Structured figure records

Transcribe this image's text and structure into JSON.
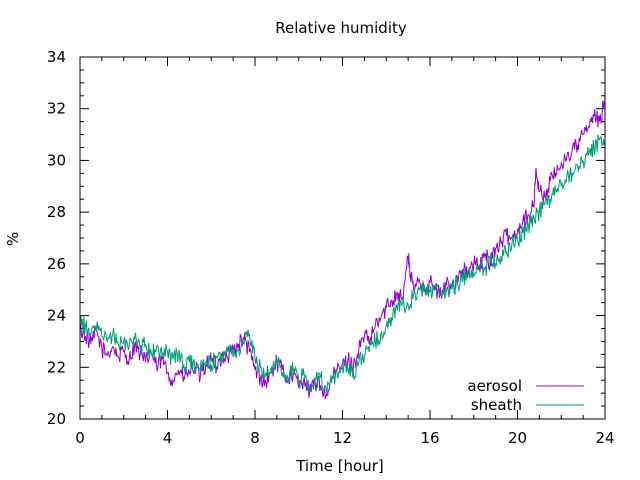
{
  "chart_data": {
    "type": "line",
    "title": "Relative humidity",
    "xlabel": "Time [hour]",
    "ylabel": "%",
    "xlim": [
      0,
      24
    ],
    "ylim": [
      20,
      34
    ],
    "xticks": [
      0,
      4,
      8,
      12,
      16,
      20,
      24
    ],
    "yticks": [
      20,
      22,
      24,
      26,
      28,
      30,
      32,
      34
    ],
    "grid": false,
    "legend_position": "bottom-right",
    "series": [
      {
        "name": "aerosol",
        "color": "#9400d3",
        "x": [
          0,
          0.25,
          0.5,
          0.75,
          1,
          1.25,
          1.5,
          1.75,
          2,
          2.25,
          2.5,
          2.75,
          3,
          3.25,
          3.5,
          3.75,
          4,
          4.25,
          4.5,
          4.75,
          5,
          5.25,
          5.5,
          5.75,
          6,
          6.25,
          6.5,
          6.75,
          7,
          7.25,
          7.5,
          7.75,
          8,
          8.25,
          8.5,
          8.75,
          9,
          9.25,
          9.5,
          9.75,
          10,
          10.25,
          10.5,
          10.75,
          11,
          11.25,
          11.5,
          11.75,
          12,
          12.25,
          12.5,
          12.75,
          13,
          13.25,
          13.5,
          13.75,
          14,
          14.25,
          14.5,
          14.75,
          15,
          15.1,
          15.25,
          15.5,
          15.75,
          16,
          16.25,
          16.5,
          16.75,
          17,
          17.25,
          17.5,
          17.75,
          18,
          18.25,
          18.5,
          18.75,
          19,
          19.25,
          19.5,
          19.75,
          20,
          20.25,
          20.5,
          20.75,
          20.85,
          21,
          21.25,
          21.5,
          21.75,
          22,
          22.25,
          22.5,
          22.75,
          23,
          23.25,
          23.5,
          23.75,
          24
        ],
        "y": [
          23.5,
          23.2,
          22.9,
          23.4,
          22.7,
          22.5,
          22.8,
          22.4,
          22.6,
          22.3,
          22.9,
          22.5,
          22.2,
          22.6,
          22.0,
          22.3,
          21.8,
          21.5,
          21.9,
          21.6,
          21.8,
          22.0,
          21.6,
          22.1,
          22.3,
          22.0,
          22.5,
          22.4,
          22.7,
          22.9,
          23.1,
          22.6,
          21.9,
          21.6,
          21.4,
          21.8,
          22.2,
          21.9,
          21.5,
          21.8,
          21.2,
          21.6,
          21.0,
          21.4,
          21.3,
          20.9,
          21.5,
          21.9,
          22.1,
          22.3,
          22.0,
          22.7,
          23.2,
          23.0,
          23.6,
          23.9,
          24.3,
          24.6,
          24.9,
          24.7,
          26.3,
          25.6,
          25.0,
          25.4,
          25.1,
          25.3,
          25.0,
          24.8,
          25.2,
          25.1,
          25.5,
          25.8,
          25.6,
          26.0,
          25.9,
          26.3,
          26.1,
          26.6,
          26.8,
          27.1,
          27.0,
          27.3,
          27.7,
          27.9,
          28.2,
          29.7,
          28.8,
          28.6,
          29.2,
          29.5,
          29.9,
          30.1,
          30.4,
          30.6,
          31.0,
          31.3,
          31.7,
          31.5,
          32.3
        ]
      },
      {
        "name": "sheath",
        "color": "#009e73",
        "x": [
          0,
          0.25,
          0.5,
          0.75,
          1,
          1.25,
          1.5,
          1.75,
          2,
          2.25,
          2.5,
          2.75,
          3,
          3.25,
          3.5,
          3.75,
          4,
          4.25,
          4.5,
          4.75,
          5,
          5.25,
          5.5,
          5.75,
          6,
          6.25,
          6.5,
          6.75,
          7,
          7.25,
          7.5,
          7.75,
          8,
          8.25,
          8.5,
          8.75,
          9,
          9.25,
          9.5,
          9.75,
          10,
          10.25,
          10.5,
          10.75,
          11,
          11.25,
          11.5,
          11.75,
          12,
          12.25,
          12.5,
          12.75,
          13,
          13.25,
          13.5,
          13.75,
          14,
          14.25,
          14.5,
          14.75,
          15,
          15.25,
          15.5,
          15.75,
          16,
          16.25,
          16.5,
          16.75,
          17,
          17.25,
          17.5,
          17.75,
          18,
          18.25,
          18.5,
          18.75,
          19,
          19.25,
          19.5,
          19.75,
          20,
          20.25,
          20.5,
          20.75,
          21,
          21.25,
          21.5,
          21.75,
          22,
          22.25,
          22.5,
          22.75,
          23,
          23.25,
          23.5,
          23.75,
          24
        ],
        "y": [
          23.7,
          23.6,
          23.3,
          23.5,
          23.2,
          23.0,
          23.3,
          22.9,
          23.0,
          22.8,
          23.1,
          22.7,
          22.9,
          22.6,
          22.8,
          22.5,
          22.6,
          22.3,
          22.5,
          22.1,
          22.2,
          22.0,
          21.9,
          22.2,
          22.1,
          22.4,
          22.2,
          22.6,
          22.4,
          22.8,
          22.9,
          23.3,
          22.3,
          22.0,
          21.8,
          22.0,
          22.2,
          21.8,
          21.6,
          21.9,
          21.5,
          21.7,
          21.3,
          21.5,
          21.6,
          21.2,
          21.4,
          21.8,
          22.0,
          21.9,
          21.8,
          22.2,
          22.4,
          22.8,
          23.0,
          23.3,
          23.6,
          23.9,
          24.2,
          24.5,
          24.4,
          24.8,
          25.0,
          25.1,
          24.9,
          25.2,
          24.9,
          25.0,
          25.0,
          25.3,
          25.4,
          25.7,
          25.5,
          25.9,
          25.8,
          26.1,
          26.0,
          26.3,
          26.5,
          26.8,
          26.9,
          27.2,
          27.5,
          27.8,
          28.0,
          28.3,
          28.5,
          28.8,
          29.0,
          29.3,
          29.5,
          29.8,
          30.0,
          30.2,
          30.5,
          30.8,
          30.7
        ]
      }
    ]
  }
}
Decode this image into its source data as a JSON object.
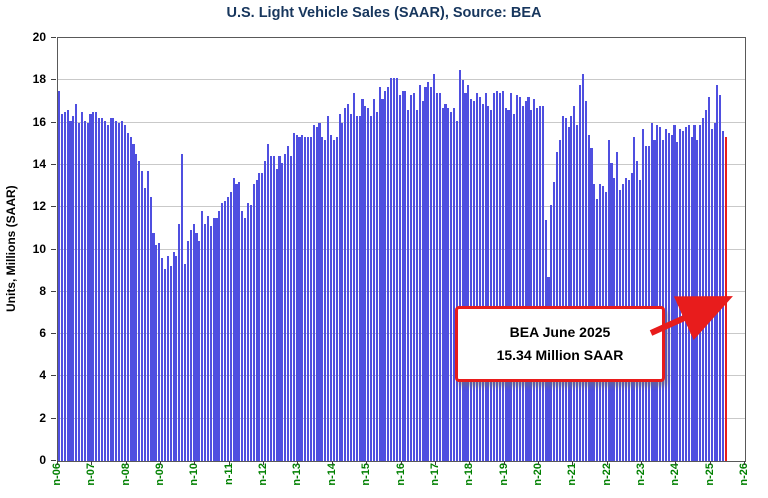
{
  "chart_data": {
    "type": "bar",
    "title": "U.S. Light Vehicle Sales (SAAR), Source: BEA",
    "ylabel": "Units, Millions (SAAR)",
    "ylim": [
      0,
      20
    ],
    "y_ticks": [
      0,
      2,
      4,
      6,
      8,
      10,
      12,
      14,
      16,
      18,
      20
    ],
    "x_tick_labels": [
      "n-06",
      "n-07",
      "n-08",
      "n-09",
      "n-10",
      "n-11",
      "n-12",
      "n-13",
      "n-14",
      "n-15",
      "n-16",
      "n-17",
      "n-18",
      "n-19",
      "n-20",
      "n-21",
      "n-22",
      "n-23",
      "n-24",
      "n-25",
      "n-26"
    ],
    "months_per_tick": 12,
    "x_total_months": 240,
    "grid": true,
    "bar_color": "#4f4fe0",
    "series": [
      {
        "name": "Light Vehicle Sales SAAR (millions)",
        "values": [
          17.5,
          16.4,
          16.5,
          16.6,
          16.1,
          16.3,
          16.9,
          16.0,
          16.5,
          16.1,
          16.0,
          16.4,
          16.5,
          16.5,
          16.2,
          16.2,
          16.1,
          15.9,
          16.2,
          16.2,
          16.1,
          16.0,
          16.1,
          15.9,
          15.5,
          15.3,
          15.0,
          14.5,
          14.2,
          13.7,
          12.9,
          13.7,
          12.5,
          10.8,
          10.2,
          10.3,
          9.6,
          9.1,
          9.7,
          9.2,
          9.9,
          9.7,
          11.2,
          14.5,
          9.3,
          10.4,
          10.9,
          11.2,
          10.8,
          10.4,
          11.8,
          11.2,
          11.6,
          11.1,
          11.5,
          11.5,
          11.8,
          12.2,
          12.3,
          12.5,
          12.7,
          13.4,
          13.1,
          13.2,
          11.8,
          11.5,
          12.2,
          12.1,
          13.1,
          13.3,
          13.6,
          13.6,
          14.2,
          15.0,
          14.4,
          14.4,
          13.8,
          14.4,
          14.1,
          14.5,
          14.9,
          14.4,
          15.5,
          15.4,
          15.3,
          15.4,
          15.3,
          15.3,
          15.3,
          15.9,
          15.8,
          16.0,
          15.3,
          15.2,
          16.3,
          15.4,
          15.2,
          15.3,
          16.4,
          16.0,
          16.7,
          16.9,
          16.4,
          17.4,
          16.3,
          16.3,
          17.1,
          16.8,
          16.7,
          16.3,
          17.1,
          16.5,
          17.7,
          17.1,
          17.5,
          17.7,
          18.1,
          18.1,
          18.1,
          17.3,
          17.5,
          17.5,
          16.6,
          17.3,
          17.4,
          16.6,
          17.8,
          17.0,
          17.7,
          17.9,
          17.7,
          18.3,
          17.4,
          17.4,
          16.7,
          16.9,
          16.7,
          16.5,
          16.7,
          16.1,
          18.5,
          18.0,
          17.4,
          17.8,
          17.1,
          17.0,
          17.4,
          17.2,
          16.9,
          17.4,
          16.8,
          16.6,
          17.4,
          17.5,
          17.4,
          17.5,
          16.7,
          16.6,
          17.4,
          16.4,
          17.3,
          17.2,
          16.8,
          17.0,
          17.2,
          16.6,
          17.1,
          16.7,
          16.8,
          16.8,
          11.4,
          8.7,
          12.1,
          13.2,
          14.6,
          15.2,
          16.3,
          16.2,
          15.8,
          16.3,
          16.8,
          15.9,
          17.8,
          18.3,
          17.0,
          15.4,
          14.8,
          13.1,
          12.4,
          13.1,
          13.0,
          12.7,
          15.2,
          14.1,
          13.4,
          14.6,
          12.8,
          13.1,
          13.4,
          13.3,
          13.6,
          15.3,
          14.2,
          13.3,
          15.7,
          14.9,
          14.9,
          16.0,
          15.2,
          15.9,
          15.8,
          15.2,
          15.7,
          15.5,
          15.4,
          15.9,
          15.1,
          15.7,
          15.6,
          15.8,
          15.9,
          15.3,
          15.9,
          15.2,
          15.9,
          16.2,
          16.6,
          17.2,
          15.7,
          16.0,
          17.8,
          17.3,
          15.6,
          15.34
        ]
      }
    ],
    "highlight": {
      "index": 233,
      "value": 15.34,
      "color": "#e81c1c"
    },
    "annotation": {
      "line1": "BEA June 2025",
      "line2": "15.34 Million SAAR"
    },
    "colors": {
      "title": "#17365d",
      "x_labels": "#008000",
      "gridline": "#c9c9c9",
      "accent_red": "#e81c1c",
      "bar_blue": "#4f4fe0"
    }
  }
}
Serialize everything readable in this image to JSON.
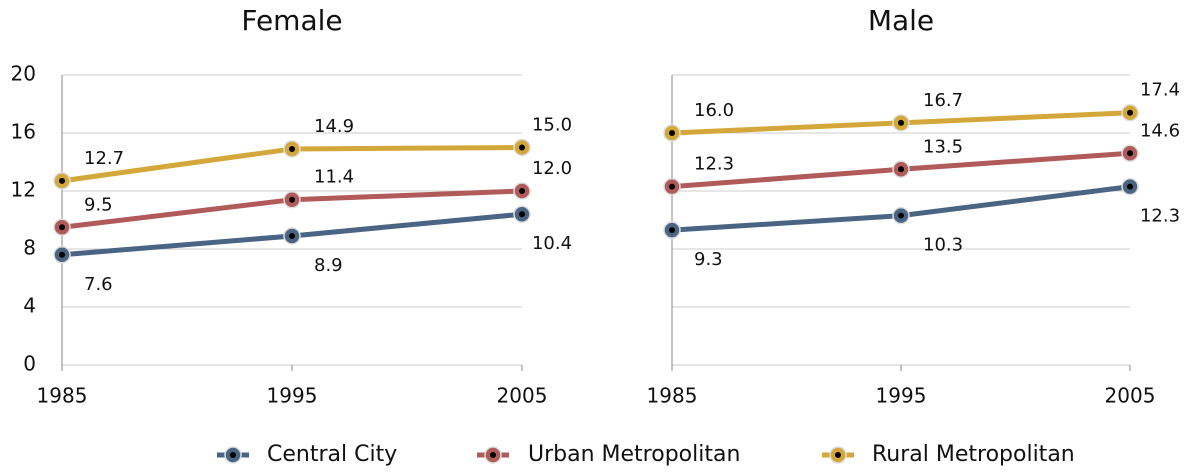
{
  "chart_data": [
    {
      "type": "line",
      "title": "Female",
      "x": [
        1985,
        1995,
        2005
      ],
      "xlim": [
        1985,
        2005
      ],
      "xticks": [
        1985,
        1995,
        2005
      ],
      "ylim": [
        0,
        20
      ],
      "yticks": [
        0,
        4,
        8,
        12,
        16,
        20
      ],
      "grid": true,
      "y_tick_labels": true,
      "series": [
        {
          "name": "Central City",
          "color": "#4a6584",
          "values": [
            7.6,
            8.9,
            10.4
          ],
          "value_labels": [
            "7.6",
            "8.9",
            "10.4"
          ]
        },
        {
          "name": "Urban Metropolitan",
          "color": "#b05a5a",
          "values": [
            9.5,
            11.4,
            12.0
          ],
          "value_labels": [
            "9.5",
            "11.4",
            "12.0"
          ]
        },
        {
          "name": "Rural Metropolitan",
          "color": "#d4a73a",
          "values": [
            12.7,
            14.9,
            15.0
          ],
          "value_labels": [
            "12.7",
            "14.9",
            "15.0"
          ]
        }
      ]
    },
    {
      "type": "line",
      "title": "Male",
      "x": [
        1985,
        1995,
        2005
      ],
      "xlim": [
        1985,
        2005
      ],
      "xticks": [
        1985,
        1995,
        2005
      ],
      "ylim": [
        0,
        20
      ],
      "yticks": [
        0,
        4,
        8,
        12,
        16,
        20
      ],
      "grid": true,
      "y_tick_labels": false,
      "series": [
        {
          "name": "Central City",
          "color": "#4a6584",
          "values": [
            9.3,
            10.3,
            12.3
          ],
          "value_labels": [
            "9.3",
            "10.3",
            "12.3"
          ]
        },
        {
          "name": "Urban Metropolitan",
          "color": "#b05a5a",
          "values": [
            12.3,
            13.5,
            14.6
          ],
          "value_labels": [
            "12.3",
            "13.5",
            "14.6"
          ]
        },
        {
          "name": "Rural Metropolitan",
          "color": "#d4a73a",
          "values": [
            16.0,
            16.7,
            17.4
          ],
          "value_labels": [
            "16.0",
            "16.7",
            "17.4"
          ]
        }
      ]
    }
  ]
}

- SHORT TASK:
Find every line that holds "SAAR" and copy it.

- CORRECT RESULT:
    "title": "U.S. Light Vehicle Sales (SAAR), Source: BEA",
    "ylabel": "Units, Millions (SAAR)",
        "name": "Light Vehicle Sales SAAR (millions)",
      "line2": "15.34 Million SAAR"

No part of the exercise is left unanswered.